Aim of the task
Copy each line of the entries that contains the word "Tien".

····················

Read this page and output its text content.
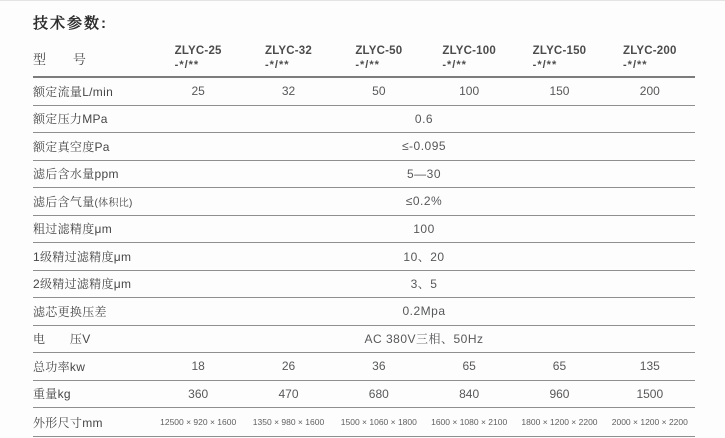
技术参数:
型　　号
ZLYC-25
-*/**
ZLYC-32
-*/**
ZLYC-50
-*/**
ZLYC-100
-*/**
ZLYC-150
-*/**
ZLYC-200
-*/**
额定流量L/min	25	32	50	100	150	200
额定压力MPa	0.6
额定真空度Pa	≤-0.095
滤后含水量ppm	5—30
滤后含气量(体积比)	≤0.2%
粗过滤精度μm	100
1级精过滤精度μm	10、20
2级精过滤精度μm	3、5
滤芯更换压差	0.2Mpa
电　　压V	AC 380V三相、50Hz
总功率kw	18	26	36	65	65	135
重量kg	360	470	680	840	960	1500
外形尺寸mm	12500 × 920 × 1600	1350 × 980 × 1600	1500 × 1060 × 1800	1600 × 1080 × 2100	1800 × 1200 × 2200	2000 × 1200 × 2200
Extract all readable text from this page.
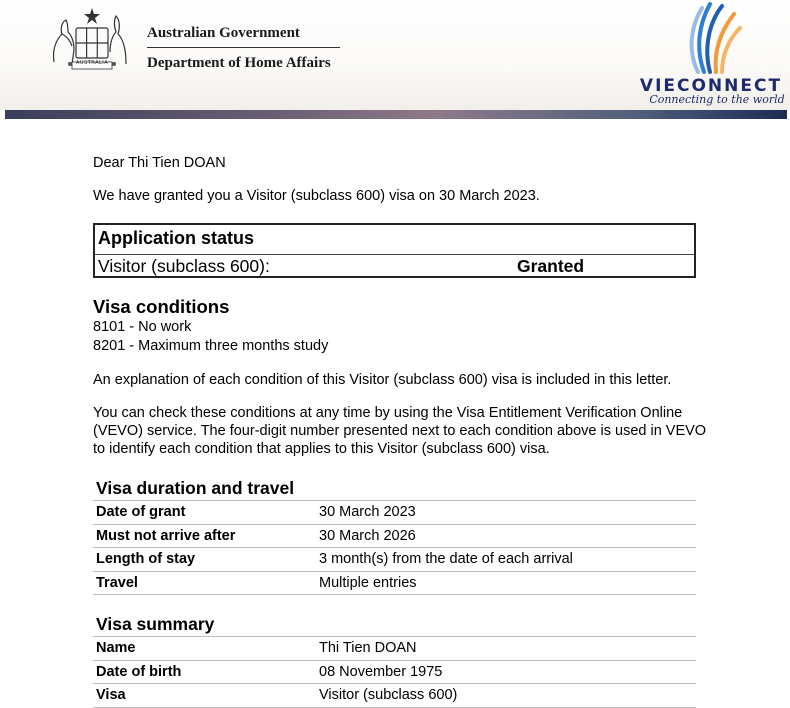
AUSTRALIA
Australian Government
Department of Home Affairs
VIECONNECT
Connecting to the world
Dear Thi Tien DOAN
We have granted you a Visitor (subclass 600) visa on 30 March 2023.
Application status
Visitor (subclass 600):	Granted
Visa conditions
8101 - No work
8201 - Maximum three months study
An explanation of each condition of this Visitor (subclass 600) visa is included in this letter.
You can check these conditions at any time by using the Visa Entitlement Verification Online (VEVO) service. The four-digit number presented next to each condition above is used in VEVO to identify each condition that applies to this Visitor (subclass 600) visa.
Visa duration and travel
Date of grant	30 March 2023
Must not arrive after	30 March 2026
Length of stay	3 month(s) from the date of each arrival
Travel	Multiple entries
Visa summary
Name	Thi Tien DOAN
Date of birth	08 November 1975
Visa	Visitor (subclass 600)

····················

Answer for the task
Dear Thi Tien DOAN
Name	Thi Tien DOAN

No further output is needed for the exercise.